**Exercise goal:**
Reproduce the entries in full, with no changes.

**Record extracts:**
--- Begin ---

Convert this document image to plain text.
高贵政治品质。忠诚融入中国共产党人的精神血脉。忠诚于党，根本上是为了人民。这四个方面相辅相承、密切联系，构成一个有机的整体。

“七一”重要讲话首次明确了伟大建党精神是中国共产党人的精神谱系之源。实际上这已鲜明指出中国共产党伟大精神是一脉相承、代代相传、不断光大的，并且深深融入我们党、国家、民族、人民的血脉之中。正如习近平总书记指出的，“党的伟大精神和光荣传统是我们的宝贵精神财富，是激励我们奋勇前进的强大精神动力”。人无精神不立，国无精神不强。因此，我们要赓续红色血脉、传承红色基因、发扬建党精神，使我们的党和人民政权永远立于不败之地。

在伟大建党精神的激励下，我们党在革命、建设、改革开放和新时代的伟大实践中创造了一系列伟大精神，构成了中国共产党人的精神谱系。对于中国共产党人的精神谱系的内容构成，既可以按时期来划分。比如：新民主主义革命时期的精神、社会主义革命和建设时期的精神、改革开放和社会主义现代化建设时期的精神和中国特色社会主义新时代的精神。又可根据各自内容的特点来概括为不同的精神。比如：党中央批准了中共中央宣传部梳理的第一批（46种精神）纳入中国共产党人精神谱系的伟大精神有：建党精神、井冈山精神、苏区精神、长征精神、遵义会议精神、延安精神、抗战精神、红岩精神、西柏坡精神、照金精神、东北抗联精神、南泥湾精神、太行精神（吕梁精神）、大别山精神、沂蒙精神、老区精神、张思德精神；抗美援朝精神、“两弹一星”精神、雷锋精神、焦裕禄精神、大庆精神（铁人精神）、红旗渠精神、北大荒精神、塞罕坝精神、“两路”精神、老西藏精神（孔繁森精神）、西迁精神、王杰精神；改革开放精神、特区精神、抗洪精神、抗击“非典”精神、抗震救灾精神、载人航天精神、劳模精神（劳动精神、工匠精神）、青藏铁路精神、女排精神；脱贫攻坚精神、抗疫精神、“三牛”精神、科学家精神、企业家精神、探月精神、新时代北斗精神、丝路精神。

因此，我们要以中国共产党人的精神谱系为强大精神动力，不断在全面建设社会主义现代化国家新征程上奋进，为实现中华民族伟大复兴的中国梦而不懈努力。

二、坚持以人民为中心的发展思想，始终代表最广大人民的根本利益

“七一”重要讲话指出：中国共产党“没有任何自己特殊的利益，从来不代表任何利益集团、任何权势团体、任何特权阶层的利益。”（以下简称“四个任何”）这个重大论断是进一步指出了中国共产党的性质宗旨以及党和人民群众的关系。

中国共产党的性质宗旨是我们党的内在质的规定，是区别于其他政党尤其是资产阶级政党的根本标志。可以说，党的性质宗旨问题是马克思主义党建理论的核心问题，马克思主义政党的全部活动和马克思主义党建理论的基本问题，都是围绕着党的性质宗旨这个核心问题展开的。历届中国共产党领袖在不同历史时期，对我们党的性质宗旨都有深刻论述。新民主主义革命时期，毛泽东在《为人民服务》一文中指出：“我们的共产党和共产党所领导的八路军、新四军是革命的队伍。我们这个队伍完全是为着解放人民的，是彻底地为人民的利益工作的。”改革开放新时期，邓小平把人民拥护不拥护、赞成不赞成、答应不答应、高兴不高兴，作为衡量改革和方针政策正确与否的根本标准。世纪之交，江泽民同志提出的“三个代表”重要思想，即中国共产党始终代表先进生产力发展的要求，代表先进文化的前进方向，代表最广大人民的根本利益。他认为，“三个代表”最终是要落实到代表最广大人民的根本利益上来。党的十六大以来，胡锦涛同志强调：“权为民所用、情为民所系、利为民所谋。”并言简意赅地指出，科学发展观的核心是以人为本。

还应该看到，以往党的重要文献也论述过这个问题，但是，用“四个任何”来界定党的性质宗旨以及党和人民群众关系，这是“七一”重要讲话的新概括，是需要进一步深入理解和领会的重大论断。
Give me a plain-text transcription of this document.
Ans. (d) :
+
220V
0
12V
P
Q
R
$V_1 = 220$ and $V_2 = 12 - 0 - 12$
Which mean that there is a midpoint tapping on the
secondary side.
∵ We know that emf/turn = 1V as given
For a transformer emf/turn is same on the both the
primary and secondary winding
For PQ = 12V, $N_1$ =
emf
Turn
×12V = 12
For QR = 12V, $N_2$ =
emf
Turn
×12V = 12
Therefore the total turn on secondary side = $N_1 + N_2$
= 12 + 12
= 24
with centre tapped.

--- End ---

**Answer to this problem:**
Convert this document image to plain text.
高贵政治品质。忠诚融入中国共产党人的精神血脉。忠诚于党，根本上是为了人民。这四个方面相辅相承、密切联系，构成一个有机的整体。

“七一”重要讲话首次明确了伟大建党精神是中国共产党人的精神谱系之源。实际上这已鲜明指出中国共产党伟大精神是一脉相承、代代相传、不断光大的，并且深深融入我们党、国家、民族、人民的血脉之中。正如习近平总书记指出的，“党的伟大精神和光荣传统是我们的宝贵精神财富，是激励我们奋勇前进的强大精神动力”。人无精神不立，国无精神不强。因此，我们要赓续红色血脉、传承红色基因、发扬建党精神，使我们的党和人民政权永远立于不败之地。

在伟大建党精神的激励下，我们党在革命、建设、改革开放和新时代的伟大实践中创造了一系列伟大精神，构成了中国共产党人的精神谱系。对于中国共产党人的精神谱系的内容构成，既可以按时期来划分。比如：新民主主义革命时期的精神、社会主义革命和建设时期的精神、改革开放和社会主义现代化建设时期的精神和中国特色社会主义新时代的精神。又可根据各自内容的特点来概括为不同的精神。比如：党中央批准了中共中央宣传部梳理的第一批（46种精神）纳入中国共产党人精神谱系的伟大精神有：建党精神、井冈山精神、苏区精神、长征精神、遵义会议精神、延安精神、抗战精神、红岩精神、西柏坡精神、照金精神、东北抗联精神、南泥湾精神、太行精神（吕梁精神）、大别山精神、沂蒙精神、老区精神、张思德精神；抗美援朝精神、“两弹一星”精神、雷锋精神、焦裕禄精神、大庆精神（铁人精神）、红旗渠精神、北大荒精神、塞罕坝精神、“两路”精神、老西藏精神（孔繁森精神）、西迁精神、王杰精神；改革开放精神、特区精神、抗洪精神、抗击“非典”精神、抗震救灾精神、载人航天精神、劳模精神（劳动精神、工匠精神）、青藏铁路精神、女排精神；脱贫攻坚精神、抗疫精神、“三牛”精神、科学家精神、企业家精神、探月精神、新时代北斗精神、丝路精神。

因此，我们要以中国共产党人的精神谱系为强大精神动力，不断在全面建设社会主义现代化国家新征程上奋进，为实现中华民族伟大复兴的中国梦而不懈努力。

二、坚持以人民为中心的发展思想，始终代表最广大人民的根本利益

“七一”重要讲话指出：中国共产党“没有任何自己特殊的利益，从来不代表任何利益集团、任何权势团体、任何特权阶层的利益。”（以下简称“四个任何”）这个重大论断是进一步指出了中国共产党的性质宗旨以及党和人民群众的关系。

中国共产党的性质宗旨是我们党的内在质的规定，是区别于其他政党尤其是资产阶级政党的根本标志。可以说，党的性质宗旨问题是马克思主义党建理论的核心问题，马克思主义政党的全部活动和马克思主义党建理论的基本问题，都是围绕着党的性质宗旨这个核心问题展开的。历届中国共产党领袖在不同历史时期，对我们党的性质宗旨都有深刻论述。新民主主义革命时期，毛泽东在《为人民服务》一文中指出：“我们的共产党和共产党所领导的八路军、新四军是革命的队伍。我们这个队伍完全是为着解放人民的，是彻底地为人民的利益工作的。”改革开放新时期，邓小平把人民拥护不拥护、赞成不赞成、答应不答应、高兴不高兴，作为衡量改革和方针政策正确与否的根本标准。世纪之交，江泽民同志提出的“三个代表”重要思想，即中国共产党始终代表先进生产力发展的要求，代表先进文化的前进方向，代表最广大人民的根本利益。他认为，“三个代表”最终是要落实到代表最广大人民的根本利益上来。党的十六大以来，胡锦涛同志强调：“权为民所用、情为民所系、利为民所谋。”并言简意赅地指出，科学发展观的核心是以人为本。

还应该看到，以往党的重要文献也论述过这个问题，但是，用“四个任何”来界定党的性质宗旨以及党和人民群众关系，这是“七一”重要讲话的新概括，是需要进一步深入理解和领会的重大论断。
Give me a plain-text transcription of this document.
Ans. (d) :
+
220V
0
12V
P
Q
R
$V_1 = 220$ and $V_2 = 12 - 0 - 12$
Which mean that there is a midpoint tapping on the
secondary side.
∵ We know that emf/turn = 1V as given
For a transformer emf/turn is same on the both the
primary and secondary winding
For PQ = 12V, $N_1$ =
emf
Turn
×12V = 12
For QR = 12V, $N_2$ =
emf
Turn
×12V = 12
Therefore the total turn on secondary side = $N_1 + N_2$
= 12 + 12
= 24
with centre tapped.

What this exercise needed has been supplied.